Find each line with the string "sélection" and copy it.

Dataset entries:
:::
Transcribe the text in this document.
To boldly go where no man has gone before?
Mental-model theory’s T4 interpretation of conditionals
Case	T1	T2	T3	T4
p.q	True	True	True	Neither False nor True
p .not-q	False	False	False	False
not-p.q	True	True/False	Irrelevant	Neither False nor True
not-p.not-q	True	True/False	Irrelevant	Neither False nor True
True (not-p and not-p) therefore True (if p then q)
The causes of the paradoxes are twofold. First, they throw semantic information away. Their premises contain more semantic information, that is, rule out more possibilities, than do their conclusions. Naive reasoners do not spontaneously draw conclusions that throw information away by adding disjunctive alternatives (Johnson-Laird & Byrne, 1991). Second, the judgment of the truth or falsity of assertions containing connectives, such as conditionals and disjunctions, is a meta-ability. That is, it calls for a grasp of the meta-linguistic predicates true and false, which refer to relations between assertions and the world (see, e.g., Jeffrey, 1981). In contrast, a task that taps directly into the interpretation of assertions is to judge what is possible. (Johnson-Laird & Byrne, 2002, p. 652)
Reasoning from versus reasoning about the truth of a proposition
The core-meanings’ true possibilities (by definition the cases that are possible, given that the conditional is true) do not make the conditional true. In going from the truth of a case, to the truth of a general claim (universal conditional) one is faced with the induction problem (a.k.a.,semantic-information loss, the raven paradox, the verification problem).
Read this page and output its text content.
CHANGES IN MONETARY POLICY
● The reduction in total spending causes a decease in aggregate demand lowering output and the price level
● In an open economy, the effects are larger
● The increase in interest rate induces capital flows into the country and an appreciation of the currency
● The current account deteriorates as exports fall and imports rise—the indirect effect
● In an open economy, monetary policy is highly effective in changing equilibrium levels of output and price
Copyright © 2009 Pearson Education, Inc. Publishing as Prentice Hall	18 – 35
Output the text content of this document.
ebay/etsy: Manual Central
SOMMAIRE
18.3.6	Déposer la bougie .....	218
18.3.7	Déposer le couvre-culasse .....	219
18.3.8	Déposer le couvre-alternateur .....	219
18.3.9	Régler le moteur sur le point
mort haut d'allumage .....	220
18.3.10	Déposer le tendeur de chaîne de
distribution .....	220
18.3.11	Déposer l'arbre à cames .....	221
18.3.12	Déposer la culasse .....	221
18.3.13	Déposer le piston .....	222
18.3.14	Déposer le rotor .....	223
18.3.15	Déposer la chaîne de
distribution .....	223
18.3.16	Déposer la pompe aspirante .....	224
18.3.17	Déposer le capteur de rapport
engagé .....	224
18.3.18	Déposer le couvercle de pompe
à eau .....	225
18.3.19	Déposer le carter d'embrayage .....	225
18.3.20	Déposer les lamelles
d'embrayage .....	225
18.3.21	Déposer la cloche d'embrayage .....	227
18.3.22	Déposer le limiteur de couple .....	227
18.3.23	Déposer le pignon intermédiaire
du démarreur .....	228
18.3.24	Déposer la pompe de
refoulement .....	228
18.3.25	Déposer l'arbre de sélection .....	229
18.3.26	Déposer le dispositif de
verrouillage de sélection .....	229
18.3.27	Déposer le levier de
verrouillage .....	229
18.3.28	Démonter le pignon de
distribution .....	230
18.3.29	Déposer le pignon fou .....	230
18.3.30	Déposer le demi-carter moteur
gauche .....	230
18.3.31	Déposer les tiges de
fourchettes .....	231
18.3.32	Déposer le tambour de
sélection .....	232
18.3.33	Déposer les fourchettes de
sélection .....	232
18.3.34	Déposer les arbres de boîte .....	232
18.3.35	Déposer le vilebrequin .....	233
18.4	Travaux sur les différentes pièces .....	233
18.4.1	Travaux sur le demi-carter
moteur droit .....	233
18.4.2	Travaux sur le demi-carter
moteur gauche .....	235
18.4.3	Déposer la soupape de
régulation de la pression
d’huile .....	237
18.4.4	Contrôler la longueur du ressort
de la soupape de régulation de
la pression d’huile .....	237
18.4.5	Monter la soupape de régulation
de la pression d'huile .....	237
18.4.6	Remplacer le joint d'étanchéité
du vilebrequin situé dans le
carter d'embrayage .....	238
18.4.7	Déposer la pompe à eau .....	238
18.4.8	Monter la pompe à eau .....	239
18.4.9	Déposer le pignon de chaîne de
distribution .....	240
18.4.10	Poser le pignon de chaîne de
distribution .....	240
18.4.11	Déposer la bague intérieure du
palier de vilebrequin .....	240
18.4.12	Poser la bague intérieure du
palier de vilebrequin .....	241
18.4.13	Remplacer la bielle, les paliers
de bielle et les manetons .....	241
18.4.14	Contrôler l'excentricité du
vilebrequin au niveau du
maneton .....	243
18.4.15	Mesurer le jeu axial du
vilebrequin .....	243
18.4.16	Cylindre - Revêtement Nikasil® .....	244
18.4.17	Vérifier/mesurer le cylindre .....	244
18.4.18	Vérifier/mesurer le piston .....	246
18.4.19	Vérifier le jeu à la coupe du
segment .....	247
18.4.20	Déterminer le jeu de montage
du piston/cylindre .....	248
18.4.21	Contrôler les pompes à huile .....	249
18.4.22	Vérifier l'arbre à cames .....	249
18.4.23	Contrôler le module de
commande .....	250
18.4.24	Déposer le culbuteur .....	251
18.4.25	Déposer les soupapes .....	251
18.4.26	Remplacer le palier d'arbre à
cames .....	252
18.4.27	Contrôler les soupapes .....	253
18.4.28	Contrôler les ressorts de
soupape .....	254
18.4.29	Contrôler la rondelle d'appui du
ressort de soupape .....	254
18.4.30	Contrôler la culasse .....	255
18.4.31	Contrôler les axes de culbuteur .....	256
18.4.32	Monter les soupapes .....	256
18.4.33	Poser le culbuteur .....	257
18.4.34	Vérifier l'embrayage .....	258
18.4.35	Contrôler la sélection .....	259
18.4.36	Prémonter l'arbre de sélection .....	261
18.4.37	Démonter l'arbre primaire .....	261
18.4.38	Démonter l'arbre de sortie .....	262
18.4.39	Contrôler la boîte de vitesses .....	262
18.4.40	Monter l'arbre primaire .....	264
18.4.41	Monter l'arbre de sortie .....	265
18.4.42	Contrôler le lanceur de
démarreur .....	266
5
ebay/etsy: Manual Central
:::
Result:
18.3.25	Déposer l'arbre de sélection .....	229
verrouillage de sélection .....	229
sélection .....	232
sélection .....	232
18.4.35	Contrôler la sélection .....	259
18.4.36	Prémonter l'arbre de sélection .....	261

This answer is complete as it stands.